(Records from a data source)
----------

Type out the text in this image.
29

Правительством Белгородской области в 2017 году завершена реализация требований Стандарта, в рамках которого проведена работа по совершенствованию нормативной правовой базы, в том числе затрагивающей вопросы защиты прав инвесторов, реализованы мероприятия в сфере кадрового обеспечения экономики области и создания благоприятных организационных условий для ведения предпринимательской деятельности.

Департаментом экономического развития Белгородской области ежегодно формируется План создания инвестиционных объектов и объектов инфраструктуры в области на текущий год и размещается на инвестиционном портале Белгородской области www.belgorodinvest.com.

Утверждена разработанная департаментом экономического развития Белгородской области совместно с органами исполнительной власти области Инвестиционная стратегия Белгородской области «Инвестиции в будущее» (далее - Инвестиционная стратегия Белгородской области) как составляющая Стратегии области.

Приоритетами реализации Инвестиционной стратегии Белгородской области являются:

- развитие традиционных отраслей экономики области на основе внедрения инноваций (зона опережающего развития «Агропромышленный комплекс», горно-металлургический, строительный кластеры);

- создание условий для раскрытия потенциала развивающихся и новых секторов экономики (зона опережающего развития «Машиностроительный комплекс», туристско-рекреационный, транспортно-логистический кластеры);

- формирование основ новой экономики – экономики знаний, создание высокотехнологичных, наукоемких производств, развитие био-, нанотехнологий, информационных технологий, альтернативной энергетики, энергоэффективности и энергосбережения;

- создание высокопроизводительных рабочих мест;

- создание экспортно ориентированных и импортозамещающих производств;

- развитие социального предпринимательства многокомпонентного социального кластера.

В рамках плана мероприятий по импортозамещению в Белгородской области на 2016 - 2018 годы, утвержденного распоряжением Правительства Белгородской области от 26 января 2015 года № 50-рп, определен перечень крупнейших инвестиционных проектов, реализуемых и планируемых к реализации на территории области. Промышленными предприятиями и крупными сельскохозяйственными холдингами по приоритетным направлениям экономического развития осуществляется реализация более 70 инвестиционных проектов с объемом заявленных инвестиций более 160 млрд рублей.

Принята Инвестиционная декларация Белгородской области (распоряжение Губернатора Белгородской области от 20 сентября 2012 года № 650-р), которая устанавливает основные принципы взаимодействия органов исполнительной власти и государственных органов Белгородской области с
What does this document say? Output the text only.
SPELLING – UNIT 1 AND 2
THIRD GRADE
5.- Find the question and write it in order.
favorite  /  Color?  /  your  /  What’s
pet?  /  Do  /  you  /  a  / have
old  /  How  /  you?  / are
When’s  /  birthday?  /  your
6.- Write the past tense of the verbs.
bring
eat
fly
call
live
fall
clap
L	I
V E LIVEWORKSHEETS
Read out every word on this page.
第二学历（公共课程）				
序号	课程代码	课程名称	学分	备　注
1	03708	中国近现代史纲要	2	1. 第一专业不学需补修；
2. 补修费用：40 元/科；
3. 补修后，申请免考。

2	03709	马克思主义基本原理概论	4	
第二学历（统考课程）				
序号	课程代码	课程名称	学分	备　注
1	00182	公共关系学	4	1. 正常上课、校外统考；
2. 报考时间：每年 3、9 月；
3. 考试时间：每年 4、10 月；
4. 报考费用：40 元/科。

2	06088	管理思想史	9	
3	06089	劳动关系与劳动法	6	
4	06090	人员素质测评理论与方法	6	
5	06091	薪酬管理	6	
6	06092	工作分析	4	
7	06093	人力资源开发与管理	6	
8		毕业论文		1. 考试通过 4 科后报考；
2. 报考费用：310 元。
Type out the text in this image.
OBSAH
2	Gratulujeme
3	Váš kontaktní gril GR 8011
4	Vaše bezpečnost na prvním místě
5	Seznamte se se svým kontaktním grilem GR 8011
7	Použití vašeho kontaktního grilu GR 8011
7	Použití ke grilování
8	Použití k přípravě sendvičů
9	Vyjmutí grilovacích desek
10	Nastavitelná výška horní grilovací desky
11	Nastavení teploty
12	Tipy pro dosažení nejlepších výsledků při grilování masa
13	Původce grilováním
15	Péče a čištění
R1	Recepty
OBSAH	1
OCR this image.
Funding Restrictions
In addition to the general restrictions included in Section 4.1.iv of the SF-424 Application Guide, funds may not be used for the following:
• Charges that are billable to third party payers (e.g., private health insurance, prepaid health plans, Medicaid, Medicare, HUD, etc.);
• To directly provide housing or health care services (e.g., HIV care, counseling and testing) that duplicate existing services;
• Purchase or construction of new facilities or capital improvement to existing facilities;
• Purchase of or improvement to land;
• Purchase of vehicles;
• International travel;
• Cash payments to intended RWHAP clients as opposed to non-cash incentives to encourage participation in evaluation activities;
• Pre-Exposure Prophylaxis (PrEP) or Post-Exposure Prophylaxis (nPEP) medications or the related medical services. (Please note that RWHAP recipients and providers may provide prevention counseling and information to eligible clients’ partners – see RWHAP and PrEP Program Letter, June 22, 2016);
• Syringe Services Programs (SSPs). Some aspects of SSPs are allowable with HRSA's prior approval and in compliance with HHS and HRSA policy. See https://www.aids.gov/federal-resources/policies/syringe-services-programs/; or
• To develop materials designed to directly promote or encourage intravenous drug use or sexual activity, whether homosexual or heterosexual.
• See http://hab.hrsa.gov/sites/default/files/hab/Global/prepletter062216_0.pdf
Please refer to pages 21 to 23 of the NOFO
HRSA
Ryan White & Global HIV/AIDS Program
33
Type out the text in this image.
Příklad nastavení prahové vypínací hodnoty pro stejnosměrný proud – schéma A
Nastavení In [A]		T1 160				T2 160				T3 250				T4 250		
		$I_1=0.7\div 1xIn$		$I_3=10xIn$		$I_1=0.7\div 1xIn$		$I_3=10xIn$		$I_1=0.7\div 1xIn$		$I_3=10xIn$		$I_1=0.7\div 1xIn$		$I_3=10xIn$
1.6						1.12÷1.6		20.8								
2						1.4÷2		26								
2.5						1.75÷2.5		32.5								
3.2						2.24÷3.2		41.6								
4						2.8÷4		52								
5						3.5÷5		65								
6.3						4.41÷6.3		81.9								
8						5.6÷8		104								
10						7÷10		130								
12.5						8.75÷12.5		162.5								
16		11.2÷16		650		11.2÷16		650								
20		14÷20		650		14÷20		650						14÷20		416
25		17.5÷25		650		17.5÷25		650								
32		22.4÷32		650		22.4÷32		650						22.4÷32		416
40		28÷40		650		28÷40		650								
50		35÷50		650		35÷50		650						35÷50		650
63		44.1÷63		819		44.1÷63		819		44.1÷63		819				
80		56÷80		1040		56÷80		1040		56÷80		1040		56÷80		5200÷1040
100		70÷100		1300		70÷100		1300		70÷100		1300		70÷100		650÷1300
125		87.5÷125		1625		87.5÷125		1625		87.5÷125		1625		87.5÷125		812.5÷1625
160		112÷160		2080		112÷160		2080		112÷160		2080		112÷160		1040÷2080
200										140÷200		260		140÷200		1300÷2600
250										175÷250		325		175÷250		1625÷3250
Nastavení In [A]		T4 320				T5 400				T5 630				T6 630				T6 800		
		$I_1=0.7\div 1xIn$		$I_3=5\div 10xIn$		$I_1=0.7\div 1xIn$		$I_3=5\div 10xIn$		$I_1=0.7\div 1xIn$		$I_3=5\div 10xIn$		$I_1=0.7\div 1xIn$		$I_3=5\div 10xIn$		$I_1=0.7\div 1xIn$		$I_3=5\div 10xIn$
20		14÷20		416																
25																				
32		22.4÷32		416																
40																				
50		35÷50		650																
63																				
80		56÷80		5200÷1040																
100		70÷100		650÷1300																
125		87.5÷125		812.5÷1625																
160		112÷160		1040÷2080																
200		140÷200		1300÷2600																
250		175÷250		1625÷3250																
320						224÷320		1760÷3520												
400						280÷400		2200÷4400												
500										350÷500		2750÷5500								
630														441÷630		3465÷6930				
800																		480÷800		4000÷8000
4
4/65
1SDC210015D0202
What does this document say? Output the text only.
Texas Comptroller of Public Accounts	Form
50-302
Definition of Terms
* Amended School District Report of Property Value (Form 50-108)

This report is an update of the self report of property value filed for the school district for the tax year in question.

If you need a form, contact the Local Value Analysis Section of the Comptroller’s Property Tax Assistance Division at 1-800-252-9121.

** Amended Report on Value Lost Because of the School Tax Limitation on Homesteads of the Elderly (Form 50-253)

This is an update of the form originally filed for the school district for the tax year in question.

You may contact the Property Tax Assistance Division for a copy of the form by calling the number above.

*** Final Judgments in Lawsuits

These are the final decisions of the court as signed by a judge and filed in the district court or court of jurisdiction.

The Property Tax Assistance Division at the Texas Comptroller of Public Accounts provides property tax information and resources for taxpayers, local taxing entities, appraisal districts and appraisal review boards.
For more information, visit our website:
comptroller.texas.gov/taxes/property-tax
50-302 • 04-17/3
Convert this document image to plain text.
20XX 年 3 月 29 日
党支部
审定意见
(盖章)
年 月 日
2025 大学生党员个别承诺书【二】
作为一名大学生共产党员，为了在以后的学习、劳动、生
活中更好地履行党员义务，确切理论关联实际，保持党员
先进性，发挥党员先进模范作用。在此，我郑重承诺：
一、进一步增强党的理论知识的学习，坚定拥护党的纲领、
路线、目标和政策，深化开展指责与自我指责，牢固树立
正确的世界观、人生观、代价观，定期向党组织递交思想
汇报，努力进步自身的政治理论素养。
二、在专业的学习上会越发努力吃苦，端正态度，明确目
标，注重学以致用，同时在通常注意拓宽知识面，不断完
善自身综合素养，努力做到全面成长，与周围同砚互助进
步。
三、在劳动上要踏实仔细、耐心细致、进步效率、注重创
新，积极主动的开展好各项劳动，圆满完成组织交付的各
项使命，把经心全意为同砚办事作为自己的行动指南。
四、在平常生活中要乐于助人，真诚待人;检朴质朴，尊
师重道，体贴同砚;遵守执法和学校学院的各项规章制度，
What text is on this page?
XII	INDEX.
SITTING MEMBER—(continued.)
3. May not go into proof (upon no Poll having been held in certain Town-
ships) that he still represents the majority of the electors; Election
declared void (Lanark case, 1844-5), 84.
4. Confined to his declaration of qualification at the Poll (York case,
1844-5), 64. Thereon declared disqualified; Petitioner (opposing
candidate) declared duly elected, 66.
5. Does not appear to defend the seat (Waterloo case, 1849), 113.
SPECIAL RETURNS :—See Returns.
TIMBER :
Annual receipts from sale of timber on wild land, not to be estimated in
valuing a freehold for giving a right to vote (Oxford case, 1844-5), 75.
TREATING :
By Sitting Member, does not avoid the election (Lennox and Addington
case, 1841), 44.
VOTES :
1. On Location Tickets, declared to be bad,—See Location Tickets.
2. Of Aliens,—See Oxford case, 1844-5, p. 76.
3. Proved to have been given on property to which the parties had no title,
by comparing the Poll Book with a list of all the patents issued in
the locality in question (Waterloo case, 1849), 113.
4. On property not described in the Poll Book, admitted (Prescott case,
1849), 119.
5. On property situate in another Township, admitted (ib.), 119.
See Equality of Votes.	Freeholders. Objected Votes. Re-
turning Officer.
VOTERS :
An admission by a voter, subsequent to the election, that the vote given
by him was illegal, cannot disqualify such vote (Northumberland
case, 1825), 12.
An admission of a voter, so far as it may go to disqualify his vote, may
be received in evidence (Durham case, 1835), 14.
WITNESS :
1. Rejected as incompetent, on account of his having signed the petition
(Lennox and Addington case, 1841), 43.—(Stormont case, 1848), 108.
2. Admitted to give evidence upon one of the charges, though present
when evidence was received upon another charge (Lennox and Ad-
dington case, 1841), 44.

----------

## Directive
Select, from the listing, all lines that include the word "Global".

## Solution to this task
• See http://hab.hrsa.gov/sites/default/files/hab/Global/prepletter062216_0.pdf
Ryan White & Global HIV/AIDS Program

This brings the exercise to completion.